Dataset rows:
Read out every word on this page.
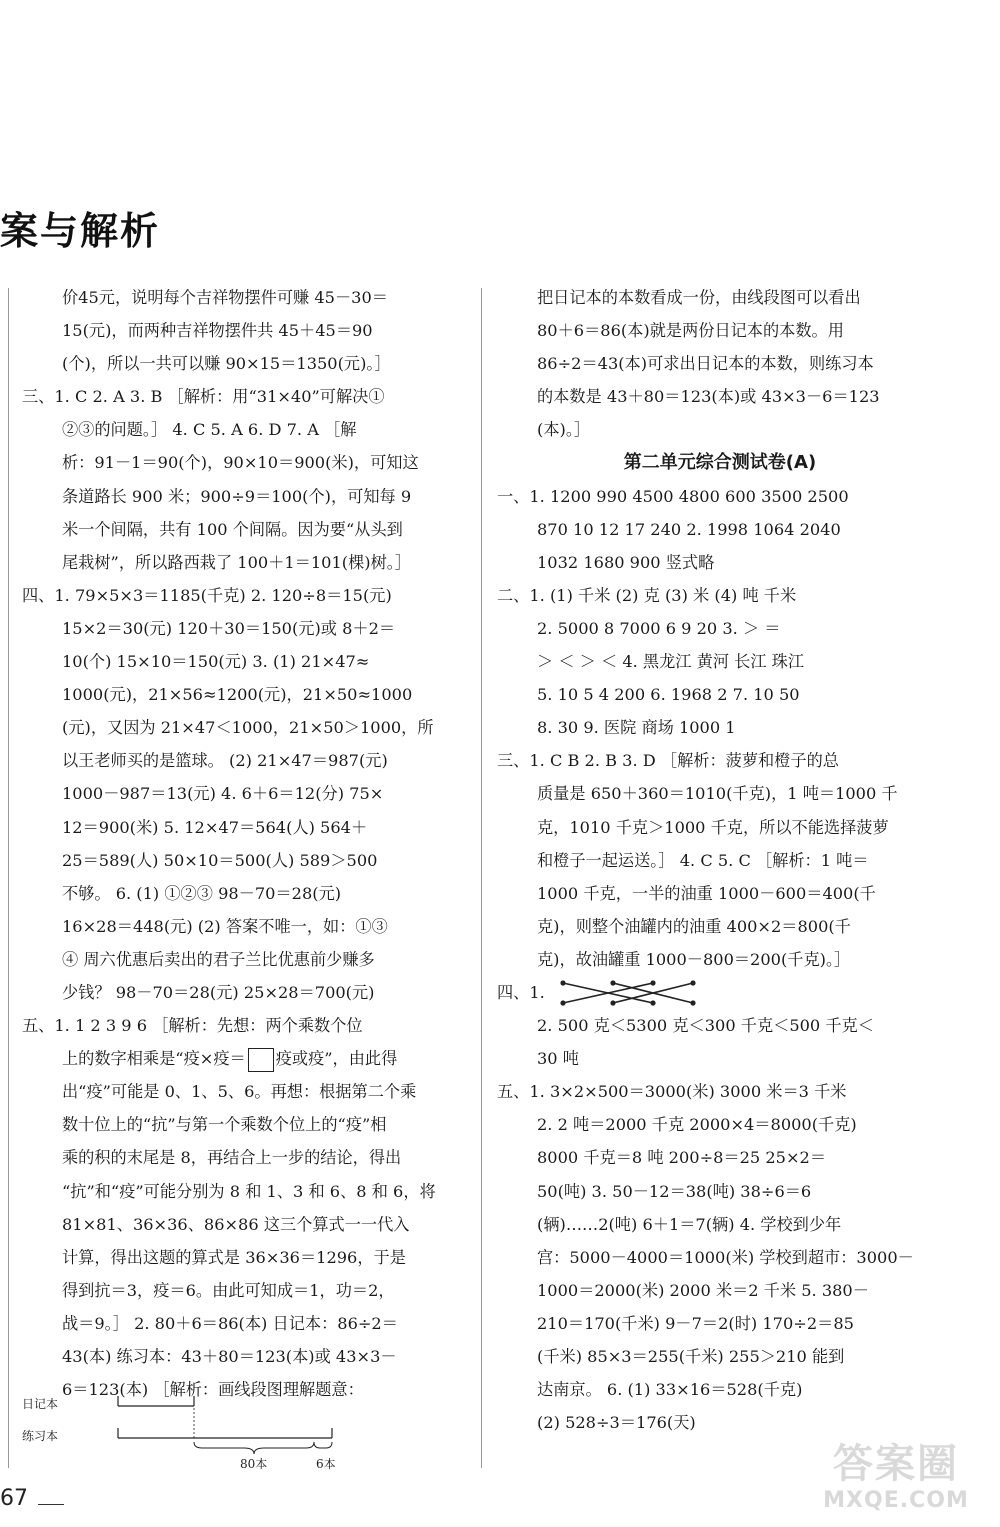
案与解析
价45元，说明每个吉祥物摆件可赚 45－30＝
15(元)，而两种吉祥物摆件共 45＋45＝90
(个)，所以一共可以赚 90×15＝1350(元)。］
三、1. C 2. A 3. B ［解析：用“31×40”可解决①
②③的问题。］ 4. C 5. A 6. D 7. A ［解
析：91－1＝90(个)，90×10＝900(米)，可知这
条道路长 900 米；900÷9＝100(个)，可知每 9
米一个间隔，共有 100 个间隔。因为要“从头到
尾栽树”，所以路西栽了 100＋1＝101(棵)树。］
四、1. 79×5×3＝1185(千克) 2. 120÷8＝15(元)
15×2＝30(元) 120＋30＝150(元)或 8＋2＝
10(个) 15×10＝150(元) 3. (1) 21×47≈
1000(元)，21×56≈1200(元)，21×50≈1000
(元)，又因为 21×47＜1000，21×50＞1000，所
以王老师买的是篮球。 (2) 21×47＝987(元)
1000－987＝13(元) 4. 6＋6＝12(分) 75×
12＝900(米) 5. 12×47＝564(人) 564＋
25＝589(人) 50×10＝500(人) 589＞500
不够。 6. (1) ①②③ 98－70＝28(元)
16×28＝448(元) (2) 答案不唯一，如：①③
④ 周六优惠后卖出的君子兰比优惠前少赚多
少钱？ 98－70＝28(元) 25×28＝700(元)
五、1. 1 2 3 9 6 ［解析：先想：两个乘数个位
上的数字相乘是“疫×疫＝ 疫或疫”，由此得
出“疫”可能是 0、1、5、6。再想：根据第二个乘
数十位上的“抗”与第一个乘数个位上的“疫”相
乘的积的末尾是 8，再结合上一步的结论，得出
“抗”和“疫”可能分别为 8 和 1、3 和 6、8 和 6，将
81×81、36×36、86×86 这三个算式一一代入
计算，得出这题的算式是 36×36＝1296，于是
得到抗＝3，疫＝6。由此可知成＝1，功＝2，
战＝9。］ 2. 80＋6＝86(本) 日记本：86÷2＝
43(本) 练习本：43＋80＝123(本)或 43×3－
6＝123(本) ［解析：画线段图理解题意：
把日记本的本数看成一份，由线段图可以看出
80＋6＝86(本)就是两份日记本的本数。用
86÷2＝43(本)可求出日记本的本数，则练习本
的本数是 43＋80＝123(本)或 43×3－6＝123
(本)。］
第二单元综合测试卷(A)
一、1. 1200 990 4500 4800 600 3500 2500
870 10 12 17 240 2. 1998 1064 2040
1032 1680 900 竖式略
二、1. (1) 千米 (2) 克 (3) 米 (4) 吨 千米
2. 5000 8 7000 6 9 20 3. ＞ ＝
＞ ＜ ＞ ＜ 4. 黑龙江 黄河 长江 珠江
5. 10 5 4 200 6. 1968 2 7. 10 50
8. 30 9. 医院 商场 1000 1
三、1. C B 2. B 3. D ［解析：菠萝和橙子的总
质量是 650＋360＝1010(千克)，1 吨＝1000 千
克，1010 千克＞1000 千克，所以不能选择菠萝
和橙子一起运送。］ 4. C 5. C ［解析：1 吨＝
1000 千克，一半的油重 1000－600＝400(千
克)，则整个油罐内的油重 400×2＝800(千
克)，故油罐重 1000－800＝200(千克)。］
四、1.
2. 500 克＜5300 克＜300 千克＜500 千克＜
30 吨
五、1. 3×2×500＝3000(米) 3000 米＝3 千米
2. 2 吨＝2000 千克 2000×4＝8000(千克)
8000 千克＝8 吨 200÷8＝25 25×2＝
50(吨) 3. 50－12＝38(吨) 38÷6＝6
(辆)……2(吨) 6＋1＝7(辆) 4. 学校到少年
宫：5000－4000＝1000(米) 学校到超市：3000－
1000＝2000(米) 2000 米＝2 千米 5. 380－
210＝170(千米) 9－7＝2(时) 170÷2＝85
(千米) 85×3＝255(千米) 255＞210 能到
达南京。 6. (1) 33×16＝528(千克)
(2) 528÷3＝176(天)
日记本
练习本
80本	6本
67
答案圈
MXQE.COM
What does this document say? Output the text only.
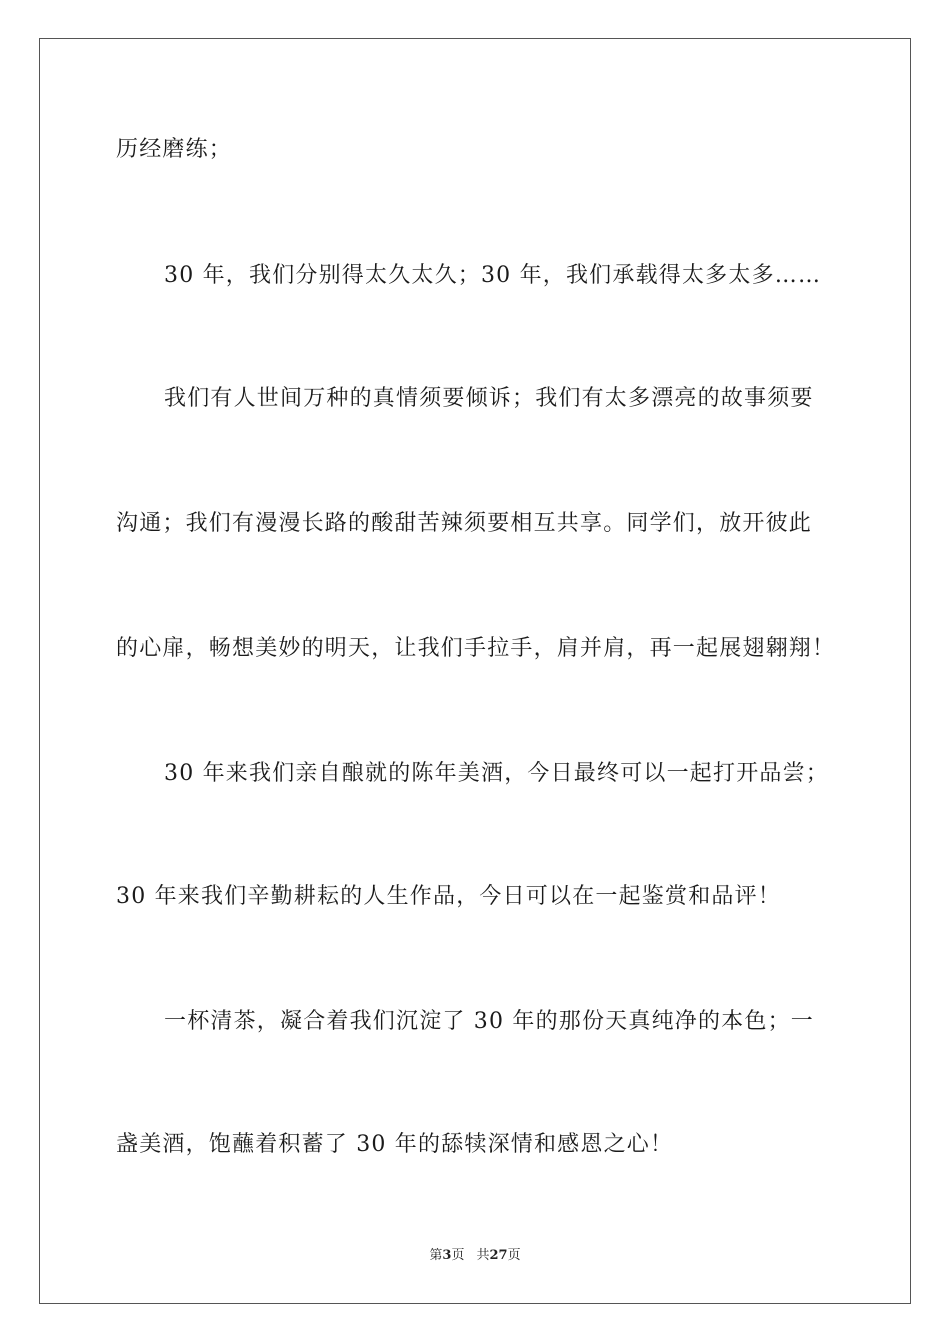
历经磨练；

30 年，我们分别得太久太久；30 年，我们承载得太多太多……

我们有人世间万种的真情须要倾诉；我们有太多漂亮的故事须要

沟通；我们有漫漫长路的酸甜苦辣须要相互共享。同学们，放开彼此

的心扉，畅想美妙的明天，让我们手拉手，肩并肩，再一起展翅翱翔！

30 年来我们亲自酿就的陈年美酒，今日最终可以一起打开品尝；

30 年来我们辛勤耕耘的人生作品，今日可以在一起鉴赏和品评！

一杯清茶，凝合着我们沉淀了 30 年的那份天真纯净的本色；一

盏美酒，饱蘸着积蓄了 30 年的舔犊深情和感恩之心！

第3页 共27页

• **Task objective**
Begin with the line that contains "What does this" and copy every line through the end of the listing, exactly as written, both ends included. Pictures are not part of the copy.

• **Result of the exercise**
What does this document say? Output the text only.
历经磨练；

30 年，我们分别得太久太久；30 年，我们承载得太多太多……

我们有人世间万种的真情须要倾诉；我们有太多漂亮的故事须要

沟通；我们有漫漫长路的酸甜苦辣须要相互共享。同学们，放开彼此

的心扉，畅想美妙的明天，让我们手拉手，肩并肩，再一起展翅翱翔！

30 年来我们亲自酿就的陈年美酒，今日最终可以一起打开品尝；

30 年来我们辛勤耕耘的人生作品，今日可以在一起鉴赏和品评！

一杯清茶，凝合着我们沉淀了 30 年的那份天真纯净的本色；一

盏美酒，饱蘸着积蓄了 30 年的舔犊深情和感恩之心！

第3页 共27页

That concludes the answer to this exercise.